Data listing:
* START *

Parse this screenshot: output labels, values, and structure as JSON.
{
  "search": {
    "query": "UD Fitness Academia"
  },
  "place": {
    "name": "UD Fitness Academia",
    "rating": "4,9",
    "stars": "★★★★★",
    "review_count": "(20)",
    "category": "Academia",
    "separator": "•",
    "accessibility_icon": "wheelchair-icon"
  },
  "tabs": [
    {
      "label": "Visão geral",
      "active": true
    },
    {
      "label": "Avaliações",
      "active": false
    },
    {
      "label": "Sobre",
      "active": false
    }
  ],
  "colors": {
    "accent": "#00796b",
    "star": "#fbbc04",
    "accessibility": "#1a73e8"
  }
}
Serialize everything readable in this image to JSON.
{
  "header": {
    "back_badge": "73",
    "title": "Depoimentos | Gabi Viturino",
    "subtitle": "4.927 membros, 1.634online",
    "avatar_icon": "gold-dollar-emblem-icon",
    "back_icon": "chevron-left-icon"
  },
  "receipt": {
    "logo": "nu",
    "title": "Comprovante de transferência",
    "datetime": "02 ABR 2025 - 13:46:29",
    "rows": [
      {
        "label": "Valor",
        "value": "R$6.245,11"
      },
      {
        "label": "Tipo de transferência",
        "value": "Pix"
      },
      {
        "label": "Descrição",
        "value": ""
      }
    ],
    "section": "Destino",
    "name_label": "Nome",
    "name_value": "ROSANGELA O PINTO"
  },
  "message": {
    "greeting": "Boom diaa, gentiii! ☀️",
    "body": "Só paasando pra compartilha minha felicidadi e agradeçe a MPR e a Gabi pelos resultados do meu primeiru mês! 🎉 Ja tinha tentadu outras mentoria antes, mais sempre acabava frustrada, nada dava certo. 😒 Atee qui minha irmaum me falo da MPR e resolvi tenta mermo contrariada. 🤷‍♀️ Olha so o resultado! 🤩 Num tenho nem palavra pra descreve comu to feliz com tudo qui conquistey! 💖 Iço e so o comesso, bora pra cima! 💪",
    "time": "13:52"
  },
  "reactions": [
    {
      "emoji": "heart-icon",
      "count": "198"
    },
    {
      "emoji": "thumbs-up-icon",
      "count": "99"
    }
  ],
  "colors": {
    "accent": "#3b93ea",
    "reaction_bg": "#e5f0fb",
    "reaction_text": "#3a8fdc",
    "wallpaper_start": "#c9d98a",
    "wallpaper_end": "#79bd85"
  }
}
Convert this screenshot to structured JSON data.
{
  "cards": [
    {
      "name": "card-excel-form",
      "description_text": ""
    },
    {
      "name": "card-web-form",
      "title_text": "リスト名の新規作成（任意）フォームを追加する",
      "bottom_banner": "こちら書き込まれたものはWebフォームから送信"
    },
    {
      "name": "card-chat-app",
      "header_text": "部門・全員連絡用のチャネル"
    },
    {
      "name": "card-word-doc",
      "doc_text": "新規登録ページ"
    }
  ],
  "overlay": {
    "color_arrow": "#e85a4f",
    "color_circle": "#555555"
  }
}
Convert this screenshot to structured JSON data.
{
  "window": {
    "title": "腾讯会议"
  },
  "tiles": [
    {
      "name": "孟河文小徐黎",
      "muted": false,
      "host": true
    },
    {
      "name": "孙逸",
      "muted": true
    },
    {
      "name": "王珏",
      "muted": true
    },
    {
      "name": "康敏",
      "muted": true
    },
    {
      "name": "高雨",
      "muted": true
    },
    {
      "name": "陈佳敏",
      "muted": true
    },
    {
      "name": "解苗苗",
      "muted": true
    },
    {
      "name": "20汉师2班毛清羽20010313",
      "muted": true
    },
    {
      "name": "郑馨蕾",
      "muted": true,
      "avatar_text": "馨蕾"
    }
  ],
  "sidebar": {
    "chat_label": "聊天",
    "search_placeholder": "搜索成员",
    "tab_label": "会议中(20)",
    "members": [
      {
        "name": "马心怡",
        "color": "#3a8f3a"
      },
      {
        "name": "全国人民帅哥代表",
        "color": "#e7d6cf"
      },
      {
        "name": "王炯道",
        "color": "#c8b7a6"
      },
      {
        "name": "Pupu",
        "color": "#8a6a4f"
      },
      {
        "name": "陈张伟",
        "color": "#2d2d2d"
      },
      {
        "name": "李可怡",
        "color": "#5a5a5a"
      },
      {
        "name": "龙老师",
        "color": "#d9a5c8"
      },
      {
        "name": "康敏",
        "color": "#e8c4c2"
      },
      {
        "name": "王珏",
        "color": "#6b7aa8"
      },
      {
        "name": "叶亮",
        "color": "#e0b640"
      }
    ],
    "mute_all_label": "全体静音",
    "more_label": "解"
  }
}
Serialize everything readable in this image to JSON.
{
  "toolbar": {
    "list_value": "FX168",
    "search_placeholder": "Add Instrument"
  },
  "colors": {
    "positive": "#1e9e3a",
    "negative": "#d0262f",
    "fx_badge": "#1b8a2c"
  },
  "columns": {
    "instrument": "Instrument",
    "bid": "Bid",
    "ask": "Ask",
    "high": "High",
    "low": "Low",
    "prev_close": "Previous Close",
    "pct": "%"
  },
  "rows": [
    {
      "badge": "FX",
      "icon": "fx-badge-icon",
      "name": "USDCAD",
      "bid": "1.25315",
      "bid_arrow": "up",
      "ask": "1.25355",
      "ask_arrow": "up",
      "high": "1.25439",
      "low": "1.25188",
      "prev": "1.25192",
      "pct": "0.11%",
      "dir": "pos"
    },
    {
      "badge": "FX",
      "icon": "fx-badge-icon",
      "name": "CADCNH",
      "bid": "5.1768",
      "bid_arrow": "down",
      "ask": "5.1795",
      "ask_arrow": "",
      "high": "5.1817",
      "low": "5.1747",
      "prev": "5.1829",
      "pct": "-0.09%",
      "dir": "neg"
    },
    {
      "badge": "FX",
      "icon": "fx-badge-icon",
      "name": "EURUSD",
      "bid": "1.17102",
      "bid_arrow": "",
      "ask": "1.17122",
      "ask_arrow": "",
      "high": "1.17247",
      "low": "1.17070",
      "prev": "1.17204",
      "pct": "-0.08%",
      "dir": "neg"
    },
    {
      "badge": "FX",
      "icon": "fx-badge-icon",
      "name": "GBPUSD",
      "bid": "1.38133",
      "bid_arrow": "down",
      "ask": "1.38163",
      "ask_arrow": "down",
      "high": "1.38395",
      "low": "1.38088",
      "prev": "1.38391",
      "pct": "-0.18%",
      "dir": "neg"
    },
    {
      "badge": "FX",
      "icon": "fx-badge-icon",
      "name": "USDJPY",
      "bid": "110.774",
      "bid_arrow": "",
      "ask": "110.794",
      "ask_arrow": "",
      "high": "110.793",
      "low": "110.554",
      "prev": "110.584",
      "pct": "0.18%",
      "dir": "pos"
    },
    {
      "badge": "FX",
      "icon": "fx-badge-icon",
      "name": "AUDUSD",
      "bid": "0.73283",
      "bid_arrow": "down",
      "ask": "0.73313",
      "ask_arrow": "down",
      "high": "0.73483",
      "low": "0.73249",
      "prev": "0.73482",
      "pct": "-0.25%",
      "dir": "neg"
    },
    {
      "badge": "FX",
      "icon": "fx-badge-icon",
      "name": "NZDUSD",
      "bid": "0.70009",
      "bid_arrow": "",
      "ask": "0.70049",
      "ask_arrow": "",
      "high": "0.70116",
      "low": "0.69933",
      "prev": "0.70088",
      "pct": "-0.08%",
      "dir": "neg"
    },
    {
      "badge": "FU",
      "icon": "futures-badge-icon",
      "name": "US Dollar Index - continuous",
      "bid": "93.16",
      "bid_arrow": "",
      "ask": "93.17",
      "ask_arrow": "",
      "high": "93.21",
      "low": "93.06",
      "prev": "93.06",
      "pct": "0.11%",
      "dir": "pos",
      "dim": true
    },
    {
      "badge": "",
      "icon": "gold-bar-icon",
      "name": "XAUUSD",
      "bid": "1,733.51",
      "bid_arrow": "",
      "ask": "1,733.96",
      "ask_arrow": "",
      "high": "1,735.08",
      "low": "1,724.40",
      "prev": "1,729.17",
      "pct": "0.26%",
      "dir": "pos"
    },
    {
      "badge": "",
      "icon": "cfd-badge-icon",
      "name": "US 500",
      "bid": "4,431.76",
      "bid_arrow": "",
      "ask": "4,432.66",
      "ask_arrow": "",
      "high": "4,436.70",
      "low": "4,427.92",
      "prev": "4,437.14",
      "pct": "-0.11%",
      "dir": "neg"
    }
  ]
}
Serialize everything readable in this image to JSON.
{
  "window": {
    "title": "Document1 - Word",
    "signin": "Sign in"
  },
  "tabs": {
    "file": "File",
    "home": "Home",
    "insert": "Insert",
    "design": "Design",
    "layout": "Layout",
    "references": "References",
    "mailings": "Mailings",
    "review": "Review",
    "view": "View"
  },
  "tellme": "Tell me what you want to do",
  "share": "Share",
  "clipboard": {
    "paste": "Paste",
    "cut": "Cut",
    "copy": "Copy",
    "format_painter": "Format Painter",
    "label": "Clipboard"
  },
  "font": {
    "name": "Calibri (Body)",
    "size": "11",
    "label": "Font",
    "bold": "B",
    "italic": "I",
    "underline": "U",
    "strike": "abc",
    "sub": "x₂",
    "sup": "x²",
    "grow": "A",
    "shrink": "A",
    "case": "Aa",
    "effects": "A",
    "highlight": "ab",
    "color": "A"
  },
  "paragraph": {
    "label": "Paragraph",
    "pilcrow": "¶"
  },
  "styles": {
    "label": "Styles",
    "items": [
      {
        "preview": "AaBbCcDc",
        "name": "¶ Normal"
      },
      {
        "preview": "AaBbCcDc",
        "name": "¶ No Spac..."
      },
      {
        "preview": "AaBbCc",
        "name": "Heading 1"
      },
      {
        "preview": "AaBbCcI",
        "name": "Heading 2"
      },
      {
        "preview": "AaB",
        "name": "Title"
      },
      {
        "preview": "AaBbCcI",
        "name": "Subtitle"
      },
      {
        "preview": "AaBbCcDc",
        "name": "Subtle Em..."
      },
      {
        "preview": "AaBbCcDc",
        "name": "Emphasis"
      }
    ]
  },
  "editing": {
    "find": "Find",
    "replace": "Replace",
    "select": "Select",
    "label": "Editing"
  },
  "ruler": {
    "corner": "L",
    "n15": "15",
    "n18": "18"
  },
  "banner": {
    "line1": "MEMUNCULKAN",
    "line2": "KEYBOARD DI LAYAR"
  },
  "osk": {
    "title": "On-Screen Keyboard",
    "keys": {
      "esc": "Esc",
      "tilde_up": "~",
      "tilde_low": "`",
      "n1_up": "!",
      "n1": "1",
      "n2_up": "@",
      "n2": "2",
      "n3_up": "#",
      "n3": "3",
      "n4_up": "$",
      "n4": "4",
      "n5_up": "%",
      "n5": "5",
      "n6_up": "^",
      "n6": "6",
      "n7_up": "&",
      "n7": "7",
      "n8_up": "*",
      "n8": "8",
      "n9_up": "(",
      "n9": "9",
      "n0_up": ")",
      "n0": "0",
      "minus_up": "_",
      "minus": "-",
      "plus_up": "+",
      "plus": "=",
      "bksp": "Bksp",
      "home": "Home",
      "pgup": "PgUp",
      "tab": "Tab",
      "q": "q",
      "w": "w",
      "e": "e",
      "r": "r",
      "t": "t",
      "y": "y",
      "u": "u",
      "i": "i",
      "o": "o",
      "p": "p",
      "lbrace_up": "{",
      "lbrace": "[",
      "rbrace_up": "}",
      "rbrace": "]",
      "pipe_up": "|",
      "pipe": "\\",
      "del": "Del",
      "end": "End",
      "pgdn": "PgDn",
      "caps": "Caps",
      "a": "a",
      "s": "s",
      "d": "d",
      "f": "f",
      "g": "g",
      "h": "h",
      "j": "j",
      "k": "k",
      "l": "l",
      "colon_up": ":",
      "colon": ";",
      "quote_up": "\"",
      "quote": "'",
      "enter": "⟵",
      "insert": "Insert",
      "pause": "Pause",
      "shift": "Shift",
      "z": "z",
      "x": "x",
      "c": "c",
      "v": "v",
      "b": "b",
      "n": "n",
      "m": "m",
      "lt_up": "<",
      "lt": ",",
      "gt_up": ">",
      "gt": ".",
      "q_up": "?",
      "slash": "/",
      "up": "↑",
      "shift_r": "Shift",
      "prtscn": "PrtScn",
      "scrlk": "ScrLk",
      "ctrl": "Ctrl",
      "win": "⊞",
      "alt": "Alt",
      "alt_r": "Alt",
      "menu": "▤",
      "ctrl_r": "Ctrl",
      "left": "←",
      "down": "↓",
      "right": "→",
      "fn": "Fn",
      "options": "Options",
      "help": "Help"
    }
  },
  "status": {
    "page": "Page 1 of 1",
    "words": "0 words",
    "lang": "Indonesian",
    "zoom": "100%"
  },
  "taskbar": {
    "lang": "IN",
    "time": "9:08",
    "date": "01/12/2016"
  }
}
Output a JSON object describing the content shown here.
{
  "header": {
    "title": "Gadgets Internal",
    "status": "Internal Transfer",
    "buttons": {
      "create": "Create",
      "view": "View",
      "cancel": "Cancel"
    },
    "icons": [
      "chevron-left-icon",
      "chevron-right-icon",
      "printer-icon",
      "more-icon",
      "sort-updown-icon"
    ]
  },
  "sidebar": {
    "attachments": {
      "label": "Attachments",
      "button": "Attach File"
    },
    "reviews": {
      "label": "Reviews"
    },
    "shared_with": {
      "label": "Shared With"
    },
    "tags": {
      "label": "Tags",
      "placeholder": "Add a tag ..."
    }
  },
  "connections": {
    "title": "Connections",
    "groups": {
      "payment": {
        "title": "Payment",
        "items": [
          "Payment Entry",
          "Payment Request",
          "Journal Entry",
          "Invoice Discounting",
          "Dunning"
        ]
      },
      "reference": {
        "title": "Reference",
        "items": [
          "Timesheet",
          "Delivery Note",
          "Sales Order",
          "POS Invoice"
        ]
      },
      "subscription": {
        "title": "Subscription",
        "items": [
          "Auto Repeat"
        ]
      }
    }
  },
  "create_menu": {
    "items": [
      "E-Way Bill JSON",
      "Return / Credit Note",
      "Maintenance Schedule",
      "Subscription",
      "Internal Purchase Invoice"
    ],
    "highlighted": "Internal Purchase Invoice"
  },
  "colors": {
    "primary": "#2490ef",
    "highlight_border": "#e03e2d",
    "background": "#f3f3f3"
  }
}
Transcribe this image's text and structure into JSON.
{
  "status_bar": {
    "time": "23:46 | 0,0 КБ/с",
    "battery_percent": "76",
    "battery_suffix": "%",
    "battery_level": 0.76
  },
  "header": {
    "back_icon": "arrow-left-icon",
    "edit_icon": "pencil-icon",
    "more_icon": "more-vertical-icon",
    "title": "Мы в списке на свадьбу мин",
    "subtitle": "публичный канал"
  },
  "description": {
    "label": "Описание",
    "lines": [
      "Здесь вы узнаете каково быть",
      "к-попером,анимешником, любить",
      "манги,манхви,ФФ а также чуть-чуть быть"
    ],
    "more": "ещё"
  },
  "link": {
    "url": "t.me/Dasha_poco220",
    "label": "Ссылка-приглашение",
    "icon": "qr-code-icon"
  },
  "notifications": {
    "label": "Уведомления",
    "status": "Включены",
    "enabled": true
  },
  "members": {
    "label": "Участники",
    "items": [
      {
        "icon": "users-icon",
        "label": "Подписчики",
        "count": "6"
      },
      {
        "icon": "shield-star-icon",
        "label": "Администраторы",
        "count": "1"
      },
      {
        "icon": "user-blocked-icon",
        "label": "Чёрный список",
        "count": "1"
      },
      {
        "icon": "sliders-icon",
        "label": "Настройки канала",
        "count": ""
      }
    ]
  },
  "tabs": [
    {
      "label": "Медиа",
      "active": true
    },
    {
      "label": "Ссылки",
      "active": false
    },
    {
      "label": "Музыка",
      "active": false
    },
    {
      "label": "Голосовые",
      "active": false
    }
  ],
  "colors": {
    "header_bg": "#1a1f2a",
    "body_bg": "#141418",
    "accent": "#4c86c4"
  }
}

* END *

Count up the lines in the listing that hold the word "быть", and give that number only.

• EXERCISE ANSWER:
2